▶ **WHAT YOU NEED TO DO**
All of the records listed below should be retyped exactly.

▶ **RECORDS TO PROCESS**
--------

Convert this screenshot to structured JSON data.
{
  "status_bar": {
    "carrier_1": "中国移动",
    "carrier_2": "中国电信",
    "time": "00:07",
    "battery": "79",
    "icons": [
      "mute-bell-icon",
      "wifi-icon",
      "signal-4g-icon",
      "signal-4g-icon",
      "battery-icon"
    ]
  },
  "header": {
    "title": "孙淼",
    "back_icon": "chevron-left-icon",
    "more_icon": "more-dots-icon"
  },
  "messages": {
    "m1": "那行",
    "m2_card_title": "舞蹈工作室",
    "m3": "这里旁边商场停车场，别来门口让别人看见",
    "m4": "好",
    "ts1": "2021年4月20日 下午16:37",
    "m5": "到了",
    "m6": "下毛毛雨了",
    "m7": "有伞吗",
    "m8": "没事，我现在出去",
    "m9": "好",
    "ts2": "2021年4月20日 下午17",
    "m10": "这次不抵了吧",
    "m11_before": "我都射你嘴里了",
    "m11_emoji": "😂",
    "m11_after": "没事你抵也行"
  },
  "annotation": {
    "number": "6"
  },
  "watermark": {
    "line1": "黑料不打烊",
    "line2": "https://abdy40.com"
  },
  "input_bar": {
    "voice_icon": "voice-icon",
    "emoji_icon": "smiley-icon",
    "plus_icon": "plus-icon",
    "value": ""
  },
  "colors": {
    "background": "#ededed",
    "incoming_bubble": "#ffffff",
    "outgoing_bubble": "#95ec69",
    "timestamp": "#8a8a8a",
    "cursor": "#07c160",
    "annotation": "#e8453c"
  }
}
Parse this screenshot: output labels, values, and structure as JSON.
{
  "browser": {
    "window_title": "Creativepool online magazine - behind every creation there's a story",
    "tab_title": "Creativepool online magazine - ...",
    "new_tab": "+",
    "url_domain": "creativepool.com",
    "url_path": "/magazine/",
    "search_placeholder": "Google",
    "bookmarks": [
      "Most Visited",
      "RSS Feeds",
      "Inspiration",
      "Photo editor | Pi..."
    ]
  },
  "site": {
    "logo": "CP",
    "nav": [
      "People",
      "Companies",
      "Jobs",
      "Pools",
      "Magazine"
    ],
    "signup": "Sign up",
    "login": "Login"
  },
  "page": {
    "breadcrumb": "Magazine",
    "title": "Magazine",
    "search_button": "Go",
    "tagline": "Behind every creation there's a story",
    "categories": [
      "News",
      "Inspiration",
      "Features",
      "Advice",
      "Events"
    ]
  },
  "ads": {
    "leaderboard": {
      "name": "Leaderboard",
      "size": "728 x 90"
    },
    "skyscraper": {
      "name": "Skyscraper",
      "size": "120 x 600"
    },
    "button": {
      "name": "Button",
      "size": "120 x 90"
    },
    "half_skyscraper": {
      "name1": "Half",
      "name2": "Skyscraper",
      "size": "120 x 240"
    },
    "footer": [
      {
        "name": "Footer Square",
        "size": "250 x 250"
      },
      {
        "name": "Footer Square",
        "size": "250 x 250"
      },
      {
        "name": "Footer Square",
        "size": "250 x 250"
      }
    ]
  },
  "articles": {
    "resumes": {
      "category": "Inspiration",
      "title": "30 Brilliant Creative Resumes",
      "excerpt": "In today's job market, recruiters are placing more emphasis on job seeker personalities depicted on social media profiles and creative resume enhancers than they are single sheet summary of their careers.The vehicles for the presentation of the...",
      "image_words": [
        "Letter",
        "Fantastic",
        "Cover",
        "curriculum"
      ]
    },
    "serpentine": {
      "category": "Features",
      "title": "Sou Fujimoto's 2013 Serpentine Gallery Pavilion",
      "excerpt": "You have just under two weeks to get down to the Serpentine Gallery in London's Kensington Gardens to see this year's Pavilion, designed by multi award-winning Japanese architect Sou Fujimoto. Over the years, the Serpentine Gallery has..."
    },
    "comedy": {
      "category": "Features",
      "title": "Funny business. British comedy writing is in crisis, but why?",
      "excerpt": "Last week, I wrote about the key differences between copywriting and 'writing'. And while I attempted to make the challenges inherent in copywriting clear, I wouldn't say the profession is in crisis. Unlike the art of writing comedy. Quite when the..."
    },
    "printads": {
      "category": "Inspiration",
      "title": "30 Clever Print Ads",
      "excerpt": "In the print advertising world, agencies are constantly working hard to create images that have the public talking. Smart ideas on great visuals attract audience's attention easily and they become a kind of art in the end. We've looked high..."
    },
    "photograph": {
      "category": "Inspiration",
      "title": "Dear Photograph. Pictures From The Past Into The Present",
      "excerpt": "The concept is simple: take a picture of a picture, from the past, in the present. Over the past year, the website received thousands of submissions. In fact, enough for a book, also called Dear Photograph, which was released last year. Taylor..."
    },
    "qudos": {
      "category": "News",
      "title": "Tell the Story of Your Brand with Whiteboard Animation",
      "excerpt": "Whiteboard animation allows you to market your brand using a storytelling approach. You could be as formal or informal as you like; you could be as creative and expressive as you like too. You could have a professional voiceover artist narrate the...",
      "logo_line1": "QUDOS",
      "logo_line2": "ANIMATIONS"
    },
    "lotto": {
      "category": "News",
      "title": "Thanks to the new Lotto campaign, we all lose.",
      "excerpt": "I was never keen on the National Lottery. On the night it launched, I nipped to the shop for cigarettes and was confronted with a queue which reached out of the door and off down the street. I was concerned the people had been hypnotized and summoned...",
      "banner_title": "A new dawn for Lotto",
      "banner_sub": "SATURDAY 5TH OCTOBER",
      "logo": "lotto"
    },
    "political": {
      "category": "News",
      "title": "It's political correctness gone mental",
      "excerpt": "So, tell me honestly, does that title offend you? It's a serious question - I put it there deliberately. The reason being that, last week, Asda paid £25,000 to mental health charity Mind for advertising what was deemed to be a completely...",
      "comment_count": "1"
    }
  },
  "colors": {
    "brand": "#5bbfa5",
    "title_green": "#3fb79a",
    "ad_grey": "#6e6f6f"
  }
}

--------

▶ **EXERCISE OUTPUT**
Convert this screenshot to structured JSON data.
{
  "status_bar": {
    "carrier_1": "中国移动",
    "carrier_2": "中国电信",
    "time": "00:07",
    "battery": "79",
    "icons": [
      "mute-bell-icon",
      "wifi-icon",
      "signal-4g-icon",
      "signal-4g-icon",
      "battery-icon"
    ]
  },
  "header": {
    "title": "孙淼",
    "back_icon": "chevron-left-icon",
    "more_icon": "more-dots-icon"
  },
  "messages": {
    "m1": "那行",
    "m2_card_title": "舞蹈工作室",
    "m3": "这里旁边商场停车场，别来门口让别人看见",
    "m4": "好",
    "ts1": "2021年4月20日 下午16:37",
    "m5": "到了",
    "m6": "下毛毛雨了",
    "m7": "有伞吗",
    "m8": "没事，我现在出去",
    "m9": "好",
    "ts2": "2021年4月20日 下午17",
    "m10": "这次不抵了吧",
    "m11_before": "我都射你嘴里了",
    "m11_emoji": "😂",
    "m11_after": "没事你抵也行"
  },
  "annotation": {
    "number": "6"
  },
  "watermark": {
    "line1": "黑料不打烊",
    "line2": "https://abdy40.com"
  },
  "input_bar": {
    "voice_icon": "voice-icon",
    "emoji_icon": "smiley-icon",
    "plus_icon": "plus-icon",
    "value": ""
  },
  "colors": {
    "background": "#ededed",
    "incoming_bubble": "#ffffff",
    "outgoing_bubble": "#95ec69",
    "timestamp": "#8a8a8a",
    "cursor": "#07c160",
    "annotation": "#e8453c"
  }
}
Parse this screenshot: output labels, values, and structure as JSON.
{
  "browser": {
    "window_title": "Creativepool online magazine - behind every creation there's a story",
    "tab_title": "Creativepool online magazine - ...",
    "new_tab": "+",
    "url_domain": "creativepool.com",
    "url_path": "/magazine/",
    "search_placeholder": "Google",
    "bookmarks": [
      "Most Visited",
      "RSS Feeds",
      "Inspiration",
      "Photo editor | Pi..."
    ]
  },
  "site": {
    "logo": "CP",
    "nav": [
      "People",
      "Companies",
      "Jobs",
      "Pools",
      "Magazine"
    ],
    "signup": "Sign up",
    "login": "Login"
  },
  "page": {
    "breadcrumb": "Magazine",
    "title": "Magazine",
    "search_button": "Go",
    "tagline": "Behind every creation there's a story",
    "categories": [
      "News",
      "Inspiration",
      "Features",
      "Advice",
      "Events"
    ]
  },
  "ads": {
    "leaderboard": {
      "name": "Leaderboard",
      "size": "728 x 90"
    },
    "skyscraper": {
      "name": "Skyscraper",
      "size": "120 x 600"
    },
    "button": {
      "name": "Button",
      "size": "120 x 90"
    },
    "half_skyscraper": {
      "name1": "Half",
      "name2": "Skyscraper",
      "size": "120 x 240"
    },
    "footer": [
      {
        "name": "Footer Square",
        "size": "250 x 250"
      },
      {
        "name": "Footer Square",
        "size": "250 x 250"
      },
      {
        "name": "Footer Square",
        "size": "250 x 250"
      }
    ]
  },
  "articles": {
    "resumes": {
      "category": "Inspiration",
      "title": "30 Brilliant Creative Resumes",
      "excerpt": "In today's job market, recruiters are placing more emphasis on job seeker personalities depicted on social media profiles and creative resume enhancers than they are single sheet summary of their careers.The vehicles for the presentation of the...",
      "image_words": [
        "Letter",
        "Fantastic",
        "Cover",
        "curriculum"
      ]
    },
    "serpentine": {
      "category": "Features",
      "title": "Sou Fujimoto's 2013 Serpentine Gallery Pavilion",
      "excerpt": "You have just under two weeks to get down to the Serpentine Gallery in London's Kensington Gardens to see this year's Pavilion, designed by multi award-winning Japanese architect Sou Fujimoto. Over the years, the Serpentine Gallery has..."
    },
    "comedy": {
      "category": "Features",
      "title": "Funny business. British comedy writing is in crisis, but why?",
      "excerpt": "Last week, I wrote about the key differences between copywriting and 'writing'. And while I attempted to make the challenges inherent in copywriting clear, I wouldn't say the profession is in crisis. Unlike the art of writing comedy. Quite when the..."
    },
    "printads": {
      "category": "Inspiration",
      "title": "30 Clever Print Ads",
      "excerpt": "In the print advertising world, agencies are constantly working hard to create images that have the public talking. Smart ideas on great visuals attract audience's attention easily and they become a kind of art in the end. We've looked high..."
    },
    "photograph": {
      "category": "Inspiration",
      "title": "Dear Photograph. Pictures From The Past Into The Present",
      "excerpt": "The concept is simple: take a picture of a picture, from the past, in the present. Over the past year, the website received thousands of submissions. In fact, enough for a book, also called Dear Photograph, which was released last year. Taylor..."
    },
    "qudos": {
      "category": "News",
      "title": "Tell the Story of Your Brand with Whiteboard Animation",
      "excerpt": "Whiteboard animation allows you to market your brand using a storytelling approach. You could be as formal or informal as you like; you could be as creative and expressive as you like too. You could have a professional voiceover artist narrate the...",
      "logo_line1": "QUDOS",
      "logo_line2": "ANIMATIONS"
    },
    "lotto": {
      "category": "News",
      "title": "Thanks to the new Lotto campaign, we all lose.",
      "excerpt": "I was never keen on the National Lottery. On the night it launched, I nipped to the shop for cigarettes and was confronted with a queue which reached out of the door and off down the street. I was concerned the people had been hypnotized and summoned...",
      "banner_title": "A new dawn for Lotto",
      "banner_sub": "SATURDAY 5TH OCTOBER",
      "logo": "lotto"
    },
    "political": {
      "category": "News",
      "title": "It's political correctness gone mental",
      "excerpt": "So, tell me honestly, does that title offend you? It's a serious question - I put it there deliberately. The reason being that, last week, Asda paid £25,000 to mental health charity Mind for advertising what was deemed to be a completely...",
      "comment_count": "1"
    }
  },
  "colors": {
    "brand": "#5bbfa5",
    "title_green": "#3fb79a",
    "ad_grey": "#6e6f6f"
  }
}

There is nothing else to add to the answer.